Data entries
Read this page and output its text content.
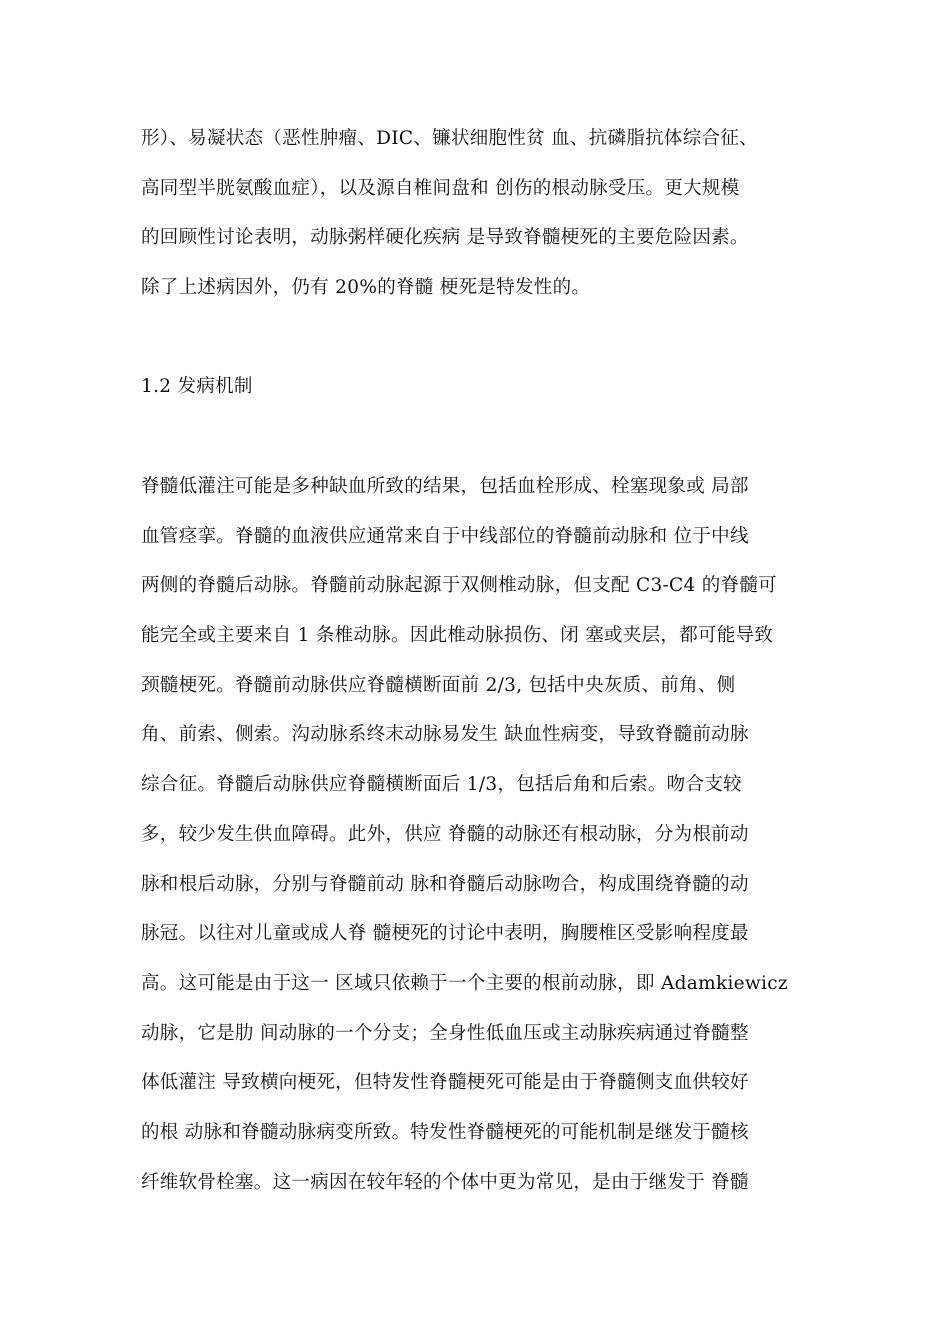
形）、易凝状态（恶性肿瘤、DIC、镰状细胞性贫 血、抗磷脂抗体综合征、
高同型半胱氨酸血症），以及源自椎间盘和 创伤的根动脉受压。更大规模
的回顾性讨论表明，动脉粥样硬化疾病 是导致脊髓梗死的主要危险因素。
除了上述病因外，仍有 20%的脊髓 梗死是特发性的。
1.2 发病机制
脊髓低灌注可能是多种缺血所致的结果，包括血栓形成、栓塞现象或 局部
血管痉挛。脊髓的血液供应通常来自于中线部位的脊髓前动脉和 位于中线
两侧的脊髓后动脉。脊髓前动脉起源于双侧椎动脉，但支配 C3-C4 的脊髓可
能完全或主要来自 1 条椎动脉。因此椎动脉损伤、闭 塞或夹层，都可能导致
颈髓梗死。脊髓前动脉供应脊髓横断面前 2/3, 包括中央灰质、前角、侧
角、前索、侧索。沟动脉系终末动脉易发生 缺血性病变，导致脊髓前动脉
综合征。脊髓后动脉供应脊髓横断面后 1/3，包括后角和后索。吻合支较
多，较少发生供血障碍。此外，供应 脊髓的动脉还有根动脉，分为根前动
脉和根后动脉，分别与脊髓前动 脉和脊髓后动脉吻合，构成围绕脊髓的动
脉冠。以往对儿童或成人脊 髓梗死的讨论中表明，胸腰椎区受影响程度最
高。这可能是由于这一 区域只依赖于一个主要的根前动脉，即 Adamkiewicz
动脉，它是肋 间动脉的一个分支；全身性低血压或主动脉疾病通过脊髓整
体低灌注 导致横向梗死，但特发性脊髓梗死可能是由于脊髓侧支血供较好
的根 动脉和脊髓动脉病变所致。特发性脊髓梗死的可能机制是继发于髓核
纤维软骨栓塞。这一病因在较年轻的个体中更为常见，是由于继发于 脊髓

### Instruction
Above are records with pictures; repeat the records exactly and leave the pictures out.

### Expected output
Read this page and output its text content.
形）、易凝状态（恶性肿瘤、DIC、镰状细胞性贫 血、抗磷脂抗体综合征、
高同型半胱氨酸血症），以及源自椎间盘和 创伤的根动脉受压。更大规模
的回顾性讨论表明，动脉粥样硬化疾病 是导致脊髓梗死的主要危险因素。
除了上述病因外，仍有 20%的脊髓 梗死是特发性的。
1.2 发病机制
脊髓低灌注可能是多种缺血所致的结果，包括血栓形成、栓塞现象或 局部
血管痉挛。脊髓的血液供应通常来自于中线部位的脊髓前动脉和 位于中线
两侧的脊髓后动脉。脊髓前动脉起源于双侧椎动脉，但支配 C3-C4 的脊髓可
能完全或主要来自 1 条椎动脉。因此椎动脉损伤、闭 塞或夹层，都可能导致
颈髓梗死。脊髓前动脉供应脊髓横断面前 2/3, 包括中央灰质、前角、侧
角、前索、侧索。沟动脉系终末动脉易发生 缺血性病变，导致脊髓前动脉
综合征。脊髓后动脉供应脊髓横断面后 1/3，包括后角和后索。吻合支较
多，较少发生供血障碍。此外，供应 脊髓的动脉还有根动脉，分为根前动
脉和根后动脉，分别与脊髓前动 脉和脊髓后动脉吻合，构成围绕脊髓的动
脉冠。以往对儿童或成人脊 髓梗死的讨论中表明，胸腰椎区受影响程度最
高。这可能是由于这一 区域只依赖于一个主要的根前动脉，即 Adamkiewicz
动脉，它是肋 间动脉的一个分支；全身性低血压或主动脉疾病通过脊髓整
体低灌注 导致横向梗死，但特发性脊髓梗死可能是由于脊髓侧支血供较好
的根 动脉和脊髓动脉病变所致。特发性脊髓梗死的可能机制是继发于髓核
纤维软骨栓塞。这一病因在较年轻的个体中更为常见，是由于继发于 脊髓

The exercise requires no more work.